*Requirements*. Read the data and repeat all of it exactly.

Extracted records:
***
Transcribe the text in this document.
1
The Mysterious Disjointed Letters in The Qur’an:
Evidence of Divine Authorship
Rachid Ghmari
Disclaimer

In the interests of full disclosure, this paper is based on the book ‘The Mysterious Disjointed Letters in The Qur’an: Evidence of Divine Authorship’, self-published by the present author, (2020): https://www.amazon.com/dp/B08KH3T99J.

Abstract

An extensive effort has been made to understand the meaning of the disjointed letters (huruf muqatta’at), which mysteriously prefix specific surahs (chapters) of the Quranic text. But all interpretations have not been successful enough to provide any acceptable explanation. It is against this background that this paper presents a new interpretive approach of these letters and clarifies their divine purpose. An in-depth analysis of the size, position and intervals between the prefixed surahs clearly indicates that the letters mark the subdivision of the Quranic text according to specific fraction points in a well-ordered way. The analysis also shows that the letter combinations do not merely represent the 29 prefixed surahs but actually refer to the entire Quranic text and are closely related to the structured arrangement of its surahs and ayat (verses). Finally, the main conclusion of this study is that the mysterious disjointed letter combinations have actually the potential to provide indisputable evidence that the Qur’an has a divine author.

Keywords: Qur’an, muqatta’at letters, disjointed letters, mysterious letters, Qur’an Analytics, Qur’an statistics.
***
*Task response*.
Transcribe the text in this document.
1
The Mysterious Disjointed Letters in The Qur’an:
Evidence of Divine Authorship
Rachid Ghmari
Disclaimer

In the interests of full disclosure, this paper is based on the book ‘The Mysterious Disjointed Letters in The Qur’an: Evidence of Divine Authorship’, self-published by the present author, (2020): https://www.amazon.com/dp/B08KH3T99J.

Abstract

An extensive effort has been made to understand the meaning of the disjointed letters (huruf muqatta’at), which mysteriously prefix specific surahs (chapters) of the Quranic text. But all interpretations have not been successful enough to provide any acceptable explanation. It is against this background that this paper presents a new interpretive approach of these letters and clarifies their divine purpose. An in-depth analysis of the size, position and intervals between the prefixed surahs clearly indicates that the letters mark the subdivision of the Quranic text according to specific fraction points in a well-ordered way. The analysis also shows that the letter combinations do not merely represent the 29 prefixed surahs but actually refer to the entire Quranic text and are closely related to the structured arrangement of its surahs and ayat (verses). Finally, the main conclusion of this study is that the mysterious disjointed letter combinations have actually the potential to provide indisputable evidence that the Qur’an has a divine author.

Keywords: Qur’an, muqatta’at letters, disjointed letters, mysterious letters, Qur’an Analytics, Qur’an statistics.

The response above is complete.